Direction: Output all lines exactly.
____ Record extracts
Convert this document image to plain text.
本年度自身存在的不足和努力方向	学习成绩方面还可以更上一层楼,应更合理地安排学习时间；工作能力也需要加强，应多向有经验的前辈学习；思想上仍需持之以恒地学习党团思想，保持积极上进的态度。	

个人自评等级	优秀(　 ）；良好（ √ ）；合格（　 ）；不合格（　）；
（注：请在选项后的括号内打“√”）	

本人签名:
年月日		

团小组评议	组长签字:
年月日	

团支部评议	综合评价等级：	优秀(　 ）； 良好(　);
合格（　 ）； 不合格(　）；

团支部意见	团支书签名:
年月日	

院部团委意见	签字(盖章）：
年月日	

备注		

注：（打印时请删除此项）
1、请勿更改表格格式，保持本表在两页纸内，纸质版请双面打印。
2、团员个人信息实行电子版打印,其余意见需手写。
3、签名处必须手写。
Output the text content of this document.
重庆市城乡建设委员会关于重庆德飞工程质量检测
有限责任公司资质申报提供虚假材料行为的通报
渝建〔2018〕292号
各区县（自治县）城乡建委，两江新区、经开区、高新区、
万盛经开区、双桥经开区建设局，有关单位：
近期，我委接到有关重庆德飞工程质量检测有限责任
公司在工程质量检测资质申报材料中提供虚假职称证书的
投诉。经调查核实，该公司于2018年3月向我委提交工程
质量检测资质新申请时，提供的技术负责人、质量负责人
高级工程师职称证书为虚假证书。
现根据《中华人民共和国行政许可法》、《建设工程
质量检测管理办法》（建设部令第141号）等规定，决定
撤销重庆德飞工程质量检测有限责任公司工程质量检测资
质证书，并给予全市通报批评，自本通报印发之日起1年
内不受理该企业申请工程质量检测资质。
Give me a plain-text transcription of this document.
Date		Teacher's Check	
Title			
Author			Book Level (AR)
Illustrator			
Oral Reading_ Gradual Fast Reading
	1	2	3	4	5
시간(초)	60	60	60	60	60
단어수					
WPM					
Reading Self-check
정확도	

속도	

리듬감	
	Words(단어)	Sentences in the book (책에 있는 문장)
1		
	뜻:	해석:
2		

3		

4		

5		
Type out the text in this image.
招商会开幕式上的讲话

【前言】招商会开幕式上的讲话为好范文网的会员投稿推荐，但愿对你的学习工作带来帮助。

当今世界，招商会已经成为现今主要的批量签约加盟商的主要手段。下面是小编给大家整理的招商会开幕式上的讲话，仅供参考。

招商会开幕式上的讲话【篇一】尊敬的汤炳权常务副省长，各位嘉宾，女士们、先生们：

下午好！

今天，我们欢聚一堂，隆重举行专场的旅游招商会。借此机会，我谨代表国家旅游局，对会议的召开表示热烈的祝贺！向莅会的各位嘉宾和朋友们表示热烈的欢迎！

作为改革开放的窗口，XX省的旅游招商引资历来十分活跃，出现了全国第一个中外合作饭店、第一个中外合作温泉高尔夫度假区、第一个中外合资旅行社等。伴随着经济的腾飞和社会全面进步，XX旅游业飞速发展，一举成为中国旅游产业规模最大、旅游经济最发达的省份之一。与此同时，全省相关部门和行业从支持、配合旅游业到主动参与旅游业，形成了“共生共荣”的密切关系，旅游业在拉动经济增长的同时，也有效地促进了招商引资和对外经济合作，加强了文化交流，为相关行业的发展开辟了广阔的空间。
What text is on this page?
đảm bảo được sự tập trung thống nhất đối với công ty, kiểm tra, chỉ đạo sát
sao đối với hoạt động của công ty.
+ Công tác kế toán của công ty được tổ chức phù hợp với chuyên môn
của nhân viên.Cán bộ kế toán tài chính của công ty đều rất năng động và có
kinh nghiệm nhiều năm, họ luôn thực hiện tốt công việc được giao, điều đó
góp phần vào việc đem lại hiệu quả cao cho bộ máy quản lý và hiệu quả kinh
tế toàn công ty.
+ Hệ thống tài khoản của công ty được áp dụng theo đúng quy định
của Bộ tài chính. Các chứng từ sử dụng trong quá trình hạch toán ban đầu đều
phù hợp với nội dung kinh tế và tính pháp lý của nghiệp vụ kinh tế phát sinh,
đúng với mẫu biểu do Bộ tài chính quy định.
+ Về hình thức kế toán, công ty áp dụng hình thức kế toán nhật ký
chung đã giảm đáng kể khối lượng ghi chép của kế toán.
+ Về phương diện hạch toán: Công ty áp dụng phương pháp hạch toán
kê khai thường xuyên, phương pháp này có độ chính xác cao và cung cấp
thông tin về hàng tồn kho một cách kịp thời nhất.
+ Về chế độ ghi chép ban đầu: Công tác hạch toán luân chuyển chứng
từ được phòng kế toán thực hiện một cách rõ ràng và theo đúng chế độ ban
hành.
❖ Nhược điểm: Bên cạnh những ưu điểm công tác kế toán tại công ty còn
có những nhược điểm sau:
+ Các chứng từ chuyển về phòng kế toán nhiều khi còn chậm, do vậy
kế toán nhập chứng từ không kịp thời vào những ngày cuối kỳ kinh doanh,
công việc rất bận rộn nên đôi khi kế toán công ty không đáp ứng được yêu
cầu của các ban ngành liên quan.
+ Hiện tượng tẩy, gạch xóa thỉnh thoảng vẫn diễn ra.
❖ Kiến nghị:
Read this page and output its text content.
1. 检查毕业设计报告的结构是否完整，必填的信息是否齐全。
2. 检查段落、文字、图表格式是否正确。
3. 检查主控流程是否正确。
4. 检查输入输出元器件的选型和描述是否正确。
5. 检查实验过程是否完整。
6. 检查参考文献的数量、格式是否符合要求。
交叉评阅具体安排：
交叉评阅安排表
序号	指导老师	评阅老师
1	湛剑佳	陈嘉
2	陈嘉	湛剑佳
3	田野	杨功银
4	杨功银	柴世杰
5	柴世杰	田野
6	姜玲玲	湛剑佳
________
Output below:
Convert this document image to plain text.
本年度自身存在的不足和努力方向	学习成绩方面还可以更上一层楼,应更合理地安排学习时间；工作能力也需要加强，应多向有经验的前辈学习；思想上仍需持之以恒地学习党团思想，保持积极上进的态度。	

个人自评等级	优秀(　 ）；良好（ √ ）；合格（　 ）；不合格（　）；
（注：请在选项后的括号内打“√”）	

本人签名:
年月日		

团小组评议	组长签字:
年月日	

团支部评议	综合评价等级：	优秀(　 ）； 良好(　);
合格（　 ）； 不合格(　）；

团支部意见	团支书签名:
年月日	

院部团委意见	签字(盖章）：
年月日	

备注		

注：（打印时请删除此项）
1、请勿更改表格格式，保持本表在两页纸内，纸质版请双面打印。
2、团员个人信息实行电子版打印,其余意见需手写。
3、签名处必须手写。
Output the text content of this document.
重庆市城乡建设委员会关于重庆德飞工程质量检测
有限责任公司资质申报提供虚假材料行为的通报
渝建〔2018〕292号
各区县（自治县）城乡建委，两江新区、经开区、高新区、
万盛经开区、双桥经开区建设局，有关单位：
近期，我委接到有关重庆德飞工程质量检测有限责任
公司在工程质量检测资质申报材料中提供虚假职称证书的
投诉。经调查核实，该公司于2018年3月向我委提交工程
质量检测资质新申请时，提供的技术负责人、质量负责人
高级工程师职称证书为虚假证书。
现根据《中华人民共和国行政许可法》、《建设工程
质量检测管理办法》（建设部令第141号）等规定，决定
撤销重庆德飞工程质量检测有限责任公司工程质量检测资
质证书，并给予全市通报批评，自本通报印发之日起1年
内不受理该企业申请工程质量检测资质。
Give me a plain-text transcription of this document.
Date		Teacher's Check	
Title			
Author			Book Level (AR)
Illustrator			
Oral Reading_ Gradual Fast Reading
	1	2	3	4	5
시간(초)	60	60	60	60	60
단어수					
WPM					
Reading Self-check
정확도	

속도	

리듬감	
	Words(단어)	Sentences in the book (책에 있는 문장)
1		
	뜻:	해석:
2		

3		

4		

5		
Type out the text in this image.
招商会开幕式上的讲话

【前言】招商会开幕式上的讲话为好范文网的会员投稿推荐，但愿对你的学习工作带来帮助。

当今世界，招商会已经成为现今主要的批量签约加盟商的主要手段。下面是小编给大家整理的招商会开幕式上的讲话，仅供参考。

招商会开幕式上的讲话【篇一】尊敬的汤炳权常务副省长，各位嘉宾，女士们、先生们：

下午好！

今天，我们欢聚一堂，隆重举行专场的旅游招商会。借此机会，我谨代表国家旅游局，对会议的召开表示热烈的祝贺！向莅会的各位嘉宾和朋友们表示热烈的欢迎！

作为改革开放的窗口，XX省的旅游招商引资历来十分活跃，出现了全国第一个中外合作饭店、第一个中外合作温泉高尔夫度假区、第一个中外合资旅行社等。伴随着经济的腾飞和社会全面进步，XX旅游业飞速发展，一举成为中国旅游产业规模最大、旅游经济最发达的省份之一。与此同时，全省相关部门和行业从支持、配合旅游业到主动参与旅游业，形成了“共生共荣”的密切关系，旅游业在拉动经济增长的同时，也有效地促进了招商引资和对外经济合作，加强了文化交流，为相关行业的发展开辟了广阔的空间。
What text is on this page?
đảm bảo được sự tập trung thống nhất đối với công ty, kiểm tra, chỉ đạo sát
sao đối với hoạt động của công ty.
+ Công tác kế toán của công ty được tổ chức phù hợp với chuyên môn
của nhân viên.Cán bộ kế toán tài chính của công ty đều rất năng động và có
kinh nghiệm nhiều năm, họ luôn thực hiện tốt công việc được giao, điều đó
góp phần vào việc đem lại hiệu quả cao cho bộ máy quản lý và hiệu quả kinh
tế toàn công ty.
+ Hệ thống tài khoản của công ty được áp dụng theo đúng quy định
của Bộ tài chính. Các chứng từ sử dụng trong quá trình hạch toán ban đầu đều
phù hợp với nội dung kinh tế và tính pháp lý của nghiệp vụ kinh tế phát sinh,
đúng với mẫu biểu do Bộ tài chính quy định.
+ Về hình thức kế toán, công ty áp dụng hình thức kế toán nhật ký
chung đã giảm đáng kể khối lượng ghi chép của kế toán.
+ Về phương diện hạch toán: Công ty áp dụng phương pháp hạch toán
kê khai thường xuyên, phương pháp này có độ chính xác cao và cung cấp
thông tin về hàng tồn kho một cách kịp thời nhất.
+ Về chế độ ghi chép ban đầu: Công tác hạch toán luân chuyển chứng
từ được phòng kế toán thực hiện một cách rõ ràng và theo đúng chế độ ban
hành.
❖ Nhược điểm: Bên cạnh những ưu điểm công tác kế toán tại công ty còn
có những nhược điểm sau:
+ Các chứng từ chuyển về phòng kế toán nhiều khi còn chậm, do vậy
kế toán nhập chứng từ không kịp thời vào những ngày cuối kỳ kinh doanh,
công việc rất bận rộn nên đôi khi kế toán công ty không đáp ứng được yêu
cầu của các ban ngành liên quan.
+ Hiện tượng tẩy, gạch xóa thỉnh thoảng vẫn diễn ra.
❖ Kiến nghị:
Read this page and output its text content.
1. 检查毕业设计报告的结构是否完整，必填的信息是否齐全。
2. 检查段落、文字、图表格式是否正确。
3. 检查主控流程是否正确。
4. 检查输入输出元器件的选型和描述是否正确。
5. 检查实验过程是否完整。
6. 检查参考文献的数量、格式是否符合要求。
交叉评阅具体安排：
交叉评阅安排表
序号	指导老师	评阅老师
1	湛剑佳	陈嘉
2	陈嘉	湛剑佳
3	田野	杨功银
4	杨功银	柴世杰
5	柴世杰	田野
6	姜玲玲	湛剑佳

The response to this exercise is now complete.